Job:
Switch each "legend-swatch" to "color-swatch" in the records below, starting at the line containing "legend-label: 0.442% - 0.606%" and ending at the line containing "region-hebei-baoding [1009,487,1051,516]". Return only those lines, with everything else left unchanged.

····················

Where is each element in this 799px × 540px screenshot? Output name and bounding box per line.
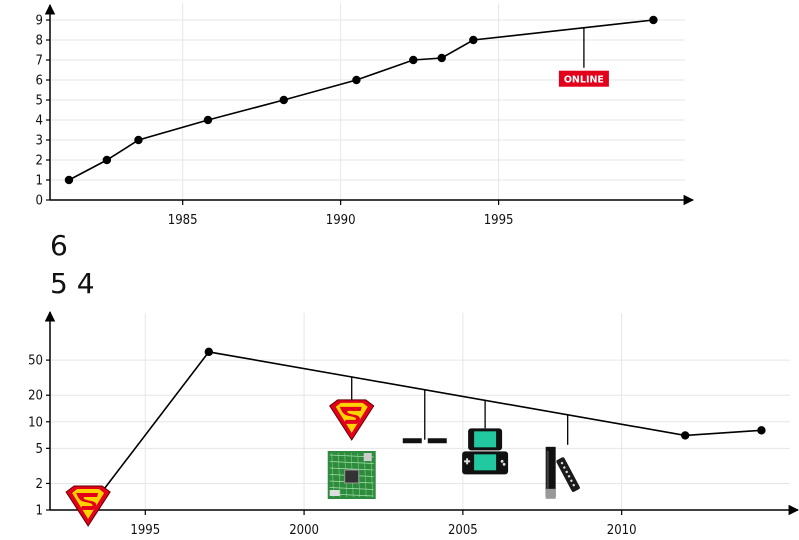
online-badge-label: ONLINE xyxy=(564,75,604,86)
y-tick-label: 9 xyxy=(36,14,43,29)
fragment-text-1: 6 xyxy=(50,229,68,262)
handheld-console-icon xyxy=(462,428,509,475)
y-tick-label: 2 xyxy=(36,154,43,169)
y-tick-label: 8 xyxy=(36,34,43,49)
x-tick-label: 2010 xyxy=(607,523,637,538)
y-tick-label: 50 xyxy=(28,354,43,369)
y-tick-label: 20 xyxy=(28,389,43,404)
data-point xyxy=(64,175,74,185)
fragment-text-2: 5 4 xyxy=(50,267,95,300)
online-badge: ONLINE xyxy=(558,70,609,87)
y-tick-label: 5 xyxy=(36,94,43,109)
data-point xyxy=(279,95,288,105)
x-tick-label: 1990 xyxy=(326,213,356,228)
y-tick-label: 5 xyxy=(36,442,43,457)
data-point xyxy=(680,431,690,440)
y-tick-label: 7 xyxy=(36,54,43,69)
y-tick-label: 1 xyxy=(36,174,43,189)
x-tick-label: 1995 xyxy=(484,213,514,228)
data-point xyxy=(469,35,478,45)
data-point xyxy=(204,347,213,357)
series-line xyxy=(68,19,654,181)
data-point xyxy=(102,155,112,165)
data-point xyxy=(409,55,418,65)
data-point xyxy=(437,53,446,63)
x-tick-label: 1995 xyxy=(130,523,160,538)
circuit-board-icon xyxy=(327,451,376,499)
x-tick-label: 2000 xyxy=(289,523,319,538)
y-tick-label: 4 xyxy=(36,114,43,129)
data-point xyxy=(134,135,143,145)
data-point xyxy=(203,115,213,125)
data-point xyxy=(757,426,766,435)
top-chart: 1985 1990 1995 0 1 2 3 4 5 6 7 8 9 ONLINE xyxy=(36,3,695,228)
data-point xyxy=(649,15,658,25)
bottom-chart: 1995 2000 2005 2010 1 2 5 10 20 50 xyxy=(28,310,799,538)
y-tick-label: 6 xyxy=(36,74,43,89)
superman-shield-icon xyxy=(329,399,375,441)
motion-controller-icon xyxy=(545,446,580,499)
y-tick-label: 3 xyxy=(36,134,43,149)
bar-pair-icon xyxy=(402,438,447,444)
y-tick-label: 10 xyxy=(28,415,43,430)
x-tick-label: 1985 xyxy=(168,213,198,228)
series-line xyxy=(87,351,762,511)
y-tick-label: 0 xyxy=(36,194,43,209)
superman-shield-icon xyxy=(65,485,111,527)
y-tick-label: 2 xyxy=(36,477,43,492)
data-point xyxy=(352,75,361,85)
y-tick-label: 1 xyxy=(36,504,43,519)
x-tick-label: 2005 xyxy=(448,523,478,538)
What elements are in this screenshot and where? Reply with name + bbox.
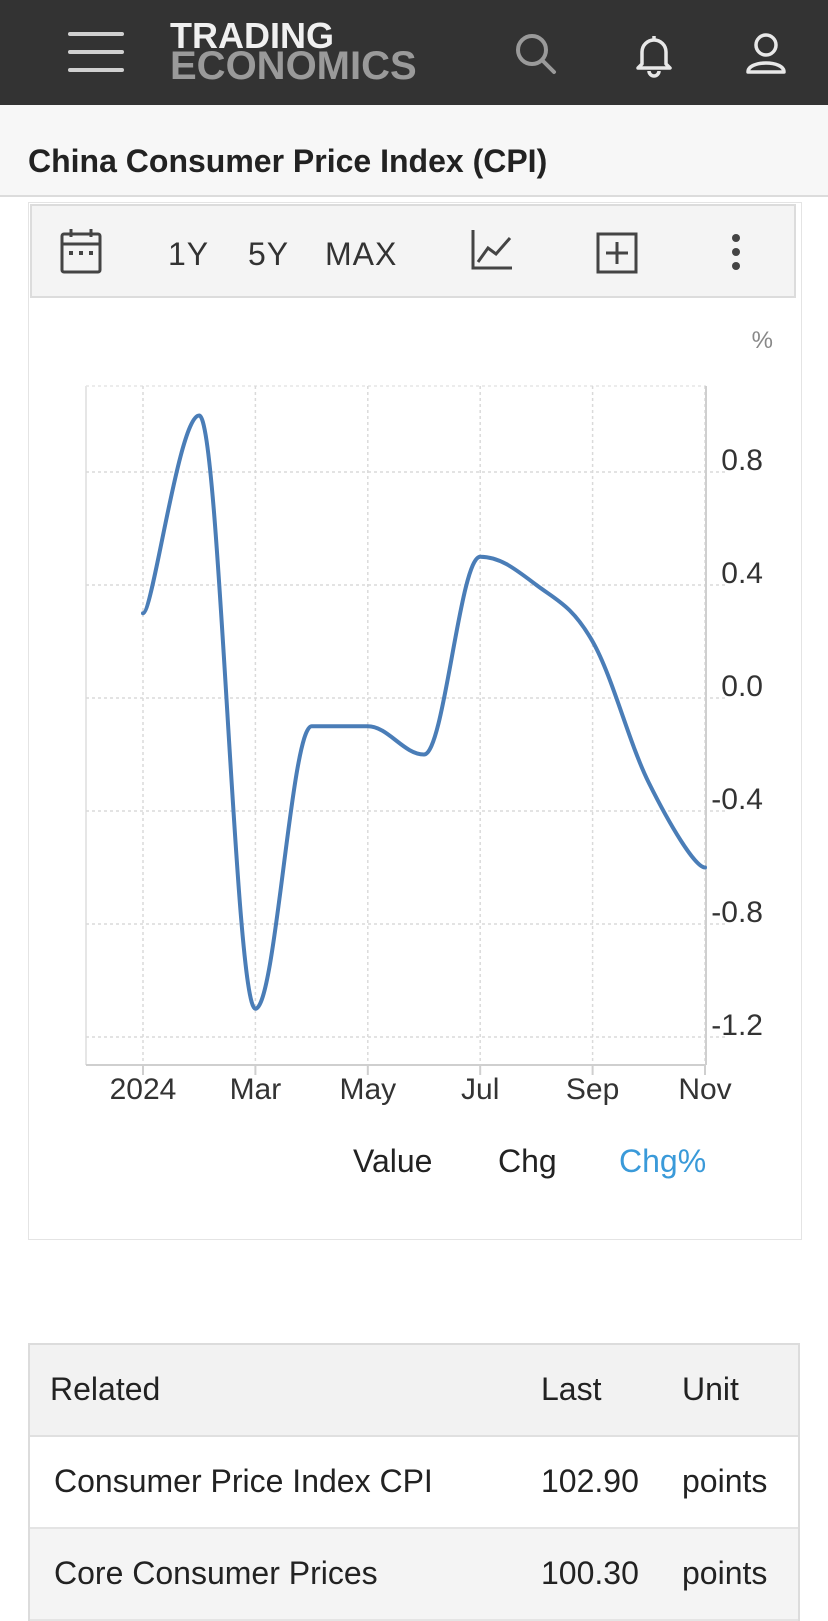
search-icon[interactable] <box>512 30 560 78</box>
legend-chgpct-button[interactable]: Chg% <box>619 1143 706 1180</box>
logo[interactable]: TRADING ECONOMICS <box>170 20 417 82</box>
top-navigation-bar: TRADING ECONOMICS <box>0 0 828 105</box>
more-vertical-icon[interactable] <box>726 232 746 277</box>
row-name[interactable]: Consumer Price Index CPI <box>54 1463 433 1500</box>
row-unit: points <box>682 1555 767 1592</box>
legend-value-button[interactable]: Value <box>353 1143 432 1180</box>
chart-card <box>28 202 802 1240</box>
user-icon[interactable] <box>742 30 790 78</box>
row-last: 102.90 <box>541 1463 639 1500</box>
header-last: Last <box>541 1371 601 1408</box>
header-unit: Unit <box>682 1371 739 1408</box>
line-chart-icon[interactable] <box>470 228 514 277</box>
table-row[interactable]: Core Consumer Prices 100.30 points <box>30 1529 798 1621</box>
menu-icon[interactable] <box>68 30 124 74</box>
plus-box-icon[interactable] <box>596 232 638 279</box>
range-1y-button[interactable]: 1Y <box>168 236 209 273</box>
range-5y-button[interactable]: 5Y <box>248 236 289 273</box>
bell-icon[interactable] <box>630 30 678 78</box>
range-max-button[interactable]: MAX <box>325 236 397 273</box>
logo-line2: ECONOMICS <box>170 50 417 82</box>
row-name[interactable]: Core Consumer Prices <box>54 1555 378 1592</box>
related-table: Related Last Unit Consumer Price Index C… <box>28 1343 800 1621</box>
table-header: Related Last Unit <box>30 1345 798 1437</box>
legend-chg-button[interactable]: Chg <box>498 1143 557 1180</box>
calendar-icon[interactable] <box>60 228 102 279</box>
table-row[interactable]: Consumer Price Index CPI 102.90 points <box>30 1437 798 1529</box>
page-header: China Consumer Price Index (CPI) <box>0 105 828 197</box>
header-related: Related <box>50 1371 160 1408</box>
page-title: China Consumer Price Index (CPI) <box>28 143 547 180</box>
chart-toolbar: 1Y 5Y MAX <box>30 204 796 298</box>
row-unit: points <box>682 1463 767 1500</box>
row-last: 100.30 <box>541 1555 639 1592</box>
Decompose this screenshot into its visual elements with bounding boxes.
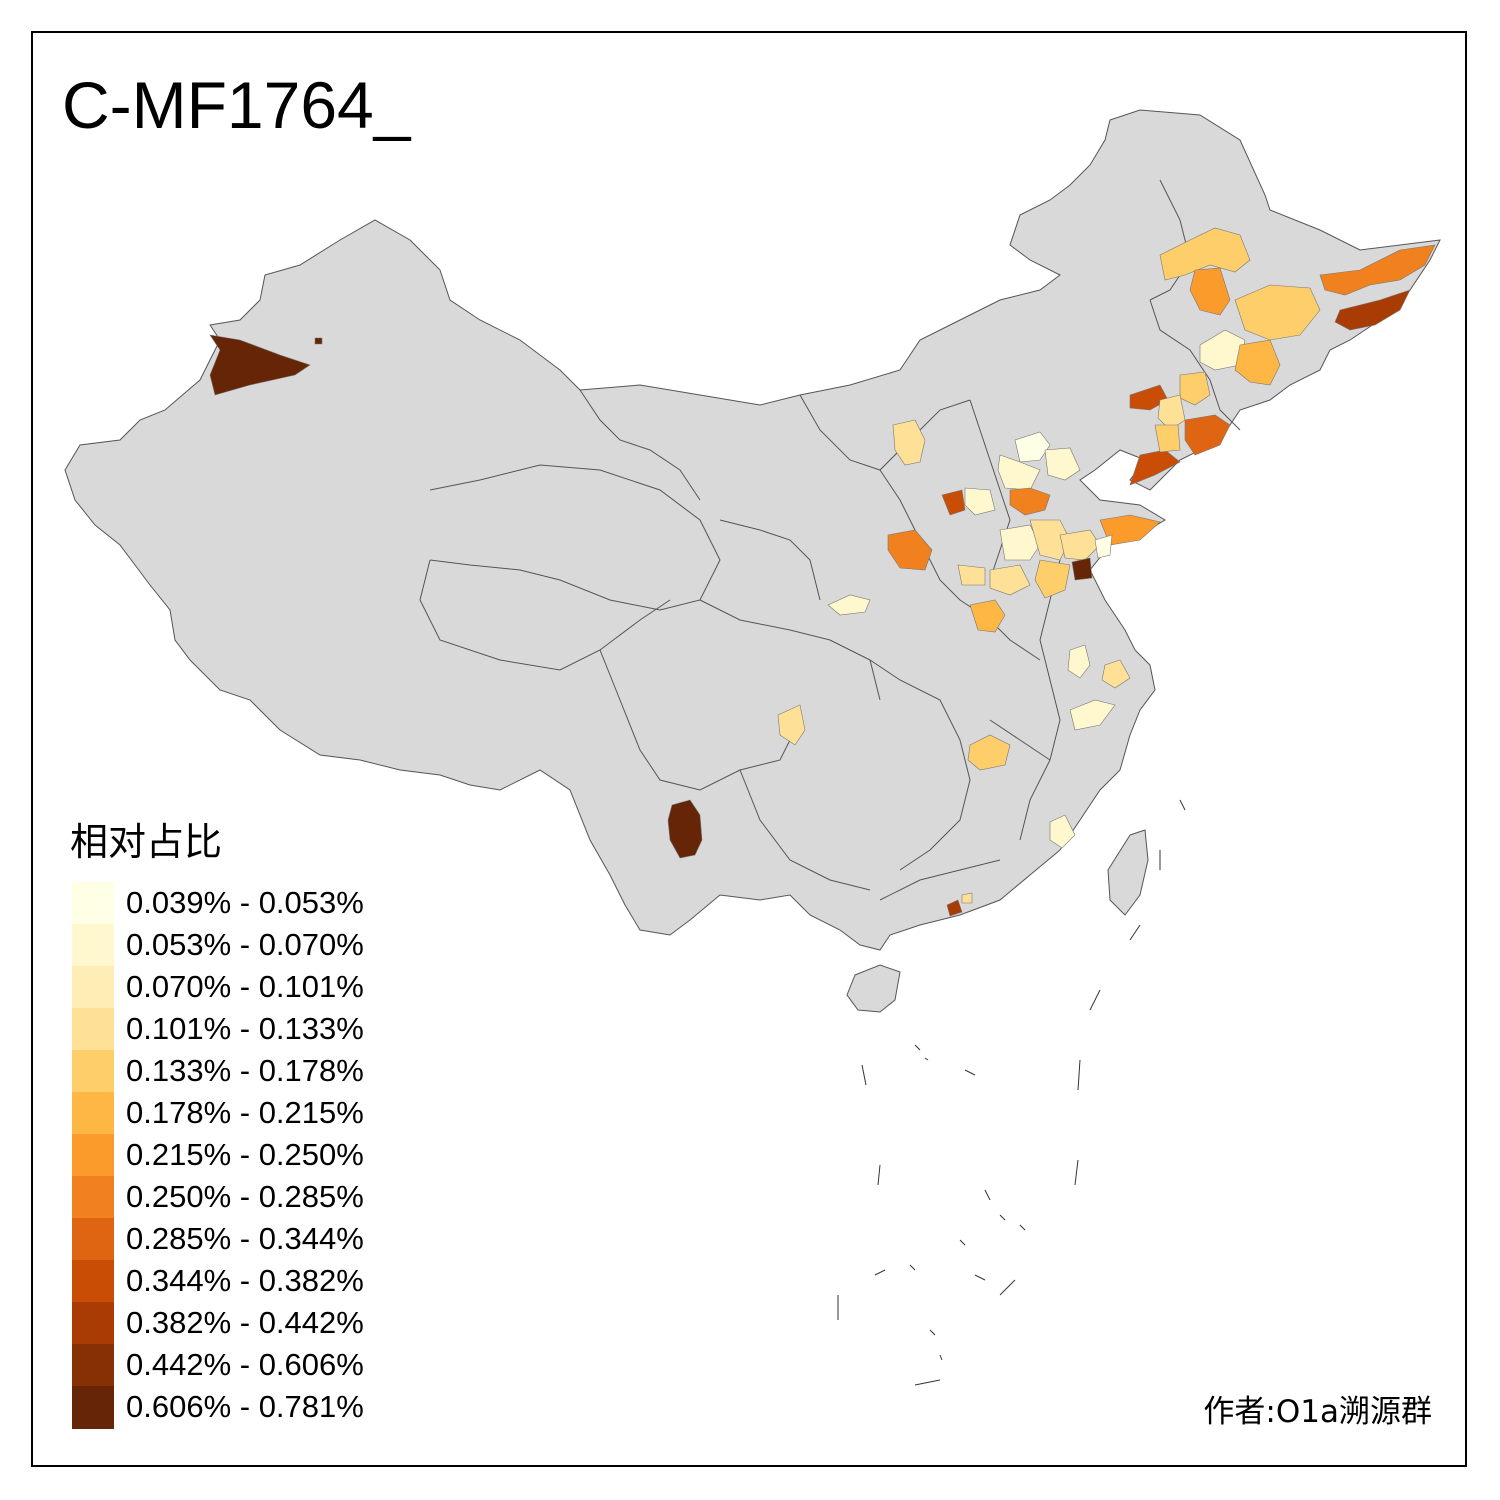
legend-label: 0.442% - 0.606% [126,1347,364,1382]
region-heilongjiang-north [1159,227,1251,281]
legend-swatch [72,966,114,1009]
legend-item: 0.442% - 0.606% [70,1344,364,1387]
legend-swatch [72,1134,114,1177]
legend-label: 0.178% - 0.215% [126,1095,364,1130]
legend-label: 0.215% - 0.250% [126,1137,364,1172]
legend-item: 0.178% - 0.215% [70,1092,364,1135]
legend-item: 0.070% - 0.101% [70,966,364,1009]
region-shaanxi-hanzhong [827,594,871,616]
region-heilongjiang-mudanjiang [1334,289,1411,331]
taiwan-island [1107,829,1149,916]
region-jiangsu-north [1067,644,1091,679]
author-credit: 作者:O1a溯源群 [1203,1394,1432,1430]
region-shandong-rizhao [1094,534,1113,559]
legend-item: 0.250% - 0.285% [70,1176,364,1219]
region-shandong-weifang [1059,529,1101,561]
legend-item: 0.133% - 0.178% [70,1050,364,1093]
legend-swatch [72,1092,114,1135]
region-liaoning-yingkou [1154,424,1181,453]
region-henan-north [957,564,986,586]
legend-swatch [72,1260,114,1303]
region-hebei-east [1044,447,1081,481]
legend-item: 0.053% - 0.070% [70,924,364,967]
province-borders [419,179,1241,901]
region-jiangsu-nantong [1101,659,1131,689]
region-shanxi-yangquan [964,487,996,516]
region-yunnan-puer [667,799,703,859]
region-innermongolia-hohhot [892,419,926,466]
map-frame [31,31,1467,1467]
region-liaoning-west [1129,384,1169,411]
legend-swatch [72,882,114,925]
region-heilongjiang-qiqihar [1189,267,1231,316]
region-heilongjiang-harbin [1234,284,1321,341]
region-guangdong-dot [961,892,973,904]
legend-swatch [72,1302,114,1345]
legend-label: 0.285% - 0.344% [126,1221,364,1256]
region-guangdong-shenzhen [946,899,963,917]
region-xinjiang-dot [314,337,323,345]
legend-swatch [72,1050,114,1093]
legend-title: 相对占比 [70,820,223,864]
map-title: C-MF1764_ [62,68,411,142]
south-china-sea-islands [837,799,1186,1386]
region-shaanxi-yanan [887,529,933,571]
region-hebei-baoding [1009,487,1051,516]
legend-item: 0.606% - 0.781% [70,1386,364,1429]
region-liaoning-dandong [1184,414,1231,456]
region-shanxi-north [941,489,966,516]
region-heilongjiang-east [1319,244,1436,296]
legend-item: 0.344% - 0.382% [70,1260,364,1303]
region-hubei-wuhan [967,734,1011,771]
legend-rows: 0.039% - 0.053% 0.053% - 0.070% 0.070% - 0… [70,882,364,1429]
legend: 相对占比 0.039% - 0.053% 0.053% - 0.070% 0.070… [70,812,364,1429]
legend-label: 0.606% - 0.781% [126,1389,364,1424]
legend-label: 0.070% - 0.101% [126,969,364,1004]
legend-item: 0.039% - 0.053% [70,882,364,925]
legend-item: 0.101% - 0.133% [70,1008,364,1051]
legend-label: 0.101% - 0.133% [126,1011,364,1046]
legend-swatch [72,924,114,967]
region-fujian-north [1049,814,1076,849]
region-shandong-jinan [999,524,1041,561]
prefecture-regions [209,227,1436,917]
region-shandong-linyi [1034,559,1071,599]
legend-item: 0.285% - 0.344% [70,1218,364,1261]
region-jilin-jilin [1234,339,1281,386]
region-shandong-qingdao [1071,557,1093,581]
legend-label: 0.053% - 0.070% [126,927,364,962]
legend-swatch [72,1176,114,1219]
region-liaoning-shenyang [1179,371,1211,406]
region-xinjiang-tacheng [209,334,311,396]
legend-item: 0.215% - 0.250% [70,1134,364,1177]
legend-label: 0.039% - 0.053% [126,885,364,920]
legend-label: 0.344% - 0.382% [126,1263,364,1298]
legend-label: 0.133% - 0.178% [126,1053,364,1088]
legend-swatch [72,1386,114,1429]
legend-swatch [72,1218,114,1261]
legend-label: 0.382% - 0.442% [126,1305,364,1340]
hainan-island [846,964,901,1013]
legend-label: 0.250% - 0.285% [126,1179,364,1214]
mainland-base [64,109,1441,951]
legend-swatch [72,1344,114,1387]
region-henan-pingdingshan [969,599,1006,633]
region-shandong-southwest [989,564,1031,596]
region-sichuan-chengdu [777,704,806,746]
region-anhui-hefei [1069,699,1116,731]
legend-swatch [72,1008,114,1051]
legend-item: 0.382% - 0.442% [70,1302,364,1345]
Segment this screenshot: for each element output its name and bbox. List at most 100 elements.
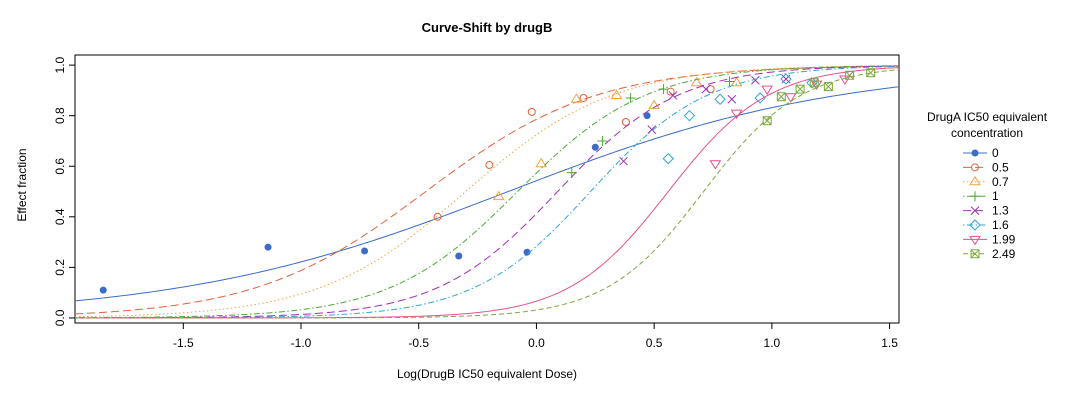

····················

Solution for this exercise:
legend-label: 0.442% - 0.606% [126,1347,364,1382]
region-heilongjiang-north [1159,227,1251,281]
color-swatch [72,966,114,1009]
legend-item: 0.442% - 0.606% [70,1344,364,1387]
color-swatch [72,1134,114,1177]
legend-label: 0.178% - 0.215% [126,1095,364,1130]
legend-label: 0.215% - 0.250% [126,1137,364,1172]
legend-item: 0.178% - 0.215% [70,1092,364,1135]
legend-item: 0.070% - 0.101% [70,966,364,1009]
region-shaanxi-hanzhong [827,594,871,616]
region-heilongjiang-mudanjiang [1334,289,1411,331]
taiwan-island [1107,829,1149,916]
region-jiangsu-north [1067,644,1091,679]
author-credit: 作者:O1a溯源群 [1203,1394,1432,1430]
region-shandong-rizhao [1094,534,1113,559]
legend-item: 0.250% - 0.285% [70,1176,364,1219]
region-shandong-weifang [1059,529,1101,561]
legend-item: 0.133% - 0.178% [70,1050,364,1093]
color-swatch [72,1092,114,1135]
region-liaoning-yingkou [1154,424,1181,453]
region-henan-north [957,564,986,586]
color-swatch [72,1260,114,1303]
region-hebei-east [1044,447,1081,481]
legend-item: 0.053% - 0.070% [70,924,364,967]
province-borders [419,179,1241,901]
region-jiangsu-nantong [1101,659,1131,689]
region-shanxi-yangquan [964,487,996,516]
region-yunnan-puer [667,799,703,859]
region-innermongolia-hohhot [892,419,926,466]
map-frame [31,31,1467,1467]
region-liaoning-west [1129,384,1169,411]
color-swatch [72,882,114,925]
region-heilongjiang-qiqihar [1189,267,1231,316]
region-heilongjiang-harbin [1234,284,1321,341]
region-guangdong-dot [961,892,973,904]
color-swatch [72,1302,114,1345]
legend-label: 0.285% - 0.344% [126,1221,364,1256]
region-guangdong-shenzhen [946,899,963,917]
region-xinjiang-dot [314,337,323,345]
color-swatch [72,1050,114,1093]
legend-title: 相对占比 [70,820,223,864]
map-title: C-MF1764_ [62,68,411,142]
south-china-sea-islands [837,799,1186,1386]
region-shaanxi-yanan [887,529,933,571]
region-hebei-baoding [1009,487,1051,516]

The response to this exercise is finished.